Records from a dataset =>
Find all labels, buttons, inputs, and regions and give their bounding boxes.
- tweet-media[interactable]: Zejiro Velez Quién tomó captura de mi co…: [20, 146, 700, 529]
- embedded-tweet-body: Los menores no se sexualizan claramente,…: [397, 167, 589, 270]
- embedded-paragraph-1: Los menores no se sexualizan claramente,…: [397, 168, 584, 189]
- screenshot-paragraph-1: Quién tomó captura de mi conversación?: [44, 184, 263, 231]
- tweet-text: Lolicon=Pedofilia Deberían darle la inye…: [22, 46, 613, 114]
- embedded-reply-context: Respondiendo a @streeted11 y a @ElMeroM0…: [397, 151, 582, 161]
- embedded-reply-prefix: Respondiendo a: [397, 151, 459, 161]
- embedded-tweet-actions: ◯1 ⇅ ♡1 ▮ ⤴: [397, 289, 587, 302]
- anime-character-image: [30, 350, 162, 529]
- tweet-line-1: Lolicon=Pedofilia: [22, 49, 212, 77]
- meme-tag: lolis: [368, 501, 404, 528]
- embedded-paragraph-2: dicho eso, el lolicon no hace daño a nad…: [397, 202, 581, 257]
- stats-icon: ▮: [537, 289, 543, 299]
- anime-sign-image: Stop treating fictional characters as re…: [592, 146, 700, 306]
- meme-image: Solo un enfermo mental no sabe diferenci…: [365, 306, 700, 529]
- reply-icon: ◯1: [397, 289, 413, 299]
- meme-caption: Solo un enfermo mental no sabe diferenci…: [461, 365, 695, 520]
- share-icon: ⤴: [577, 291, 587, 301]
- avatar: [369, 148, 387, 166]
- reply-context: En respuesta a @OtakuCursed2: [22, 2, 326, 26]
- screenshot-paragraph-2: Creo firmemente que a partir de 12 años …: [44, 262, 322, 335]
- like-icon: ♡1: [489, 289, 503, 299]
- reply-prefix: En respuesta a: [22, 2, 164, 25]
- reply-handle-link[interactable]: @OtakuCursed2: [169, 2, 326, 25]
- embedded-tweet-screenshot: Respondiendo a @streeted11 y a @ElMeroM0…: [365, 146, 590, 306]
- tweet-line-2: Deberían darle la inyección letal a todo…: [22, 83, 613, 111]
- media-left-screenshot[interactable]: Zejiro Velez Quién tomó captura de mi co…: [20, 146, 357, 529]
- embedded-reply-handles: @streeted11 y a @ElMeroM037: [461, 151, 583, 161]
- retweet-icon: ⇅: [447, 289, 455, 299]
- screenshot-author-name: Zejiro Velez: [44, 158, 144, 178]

Short exercise => Please output every line of the data above without changing anything.

Response for this exercise =>
Find all labels, buttons, inputs, and regions and give their bounding boxes.
- tweet-media[interactable]: Zejiro Velez Quién tomó captura de mi co…: [20, 146, 700, 529]
- embedded-tweet-body: Los menores no se sexualizan claramente,…: [397, 167, 589, 270]
- embedded-paragraph-1: Los menores no se sexualizan claramente,…: [397, 168, 584, 189]
- screenshot-paragraph-1: Quién tomó captura de mi conversación?: [44, 184, 263, 231]
- tweet-text: Lolicon=Pedofilia Deberían darle la inye…: [22, 46, 613, 114]
- embedded-reply-context: Respondiendo a @streeted11 y a @ElMeroM0…: [397, 151, 582, 161]
- embedded-reply-prefix: Respondiendo a: [397, 151, 459, 161]
- embedded-tweet-actions: ◯1 ⇅ ♡1 ▮ ⤴: [397, 289, 587, 302]
- anime-character-image: [30, 350, 162, 529]
- tweet-line-1: Lolicon=Pedofilia: [22, 49, 212, 77]
- meme-tag: lolis: [368, 501, 404, 528]
- embedded-paragraph-2: dicho eso, el lolicon no hace daño a nad…: [397, 202, 581, 257]
- stats-icon: ▮: [537, 289, 543, 299]
- anime-sign-image: Stop treating fictional characters as re…: [592, 146, 700, 306]
- meme-image: Solo un enfermo mental no sabe diferenci…: [365, 306, 700, 529]
- reply-icon: ◯1: [397, 289, 413, 299]
- meme-caption: Solo un enfermo mental no sabe diferenci…: [461, 365, 695, 520]
- share-icon: ⤴: [577, 291, 587, 301]
- avatar: [369, 148, 387, 166]
- reply-context: En respuesta a @OtakuCursed2: [22, 2, 326, 26]
- screenshot-paragraph-2: Creo firmemente que a partir de 12 años …: [44, 262, 322, 335]
- like-icon: ♡1: [489, 289, 503, 299]
- reply-prefix: En respuesta a: [22, 2, 164, 25]
- reply-handle-link[interactable]: @OtakuCursed2: [169, 2, 326, 25]
- embedded-tweet-screenshot: Respondiendo a @streeted11 y a @ElMeroM0…: [365, 146, 590, 306]
- tweet-line-2: Deberían darle la inyección letal a todo…: [22, 83, 613, 111]
- media-left-screenshot[interactable]: Zejiro Velez Quién tomó captura de mi co…: [20, 146, 357, 529]
- embedded-reply-handles: @streeted11 y a @ElMeroM037: [461, 151, 583, 161]
- retweet-icon: ⇅: [447, 289, 455, 299]
- screenshot-author-name: Zejiro Velez: [44, 158, 144, 178]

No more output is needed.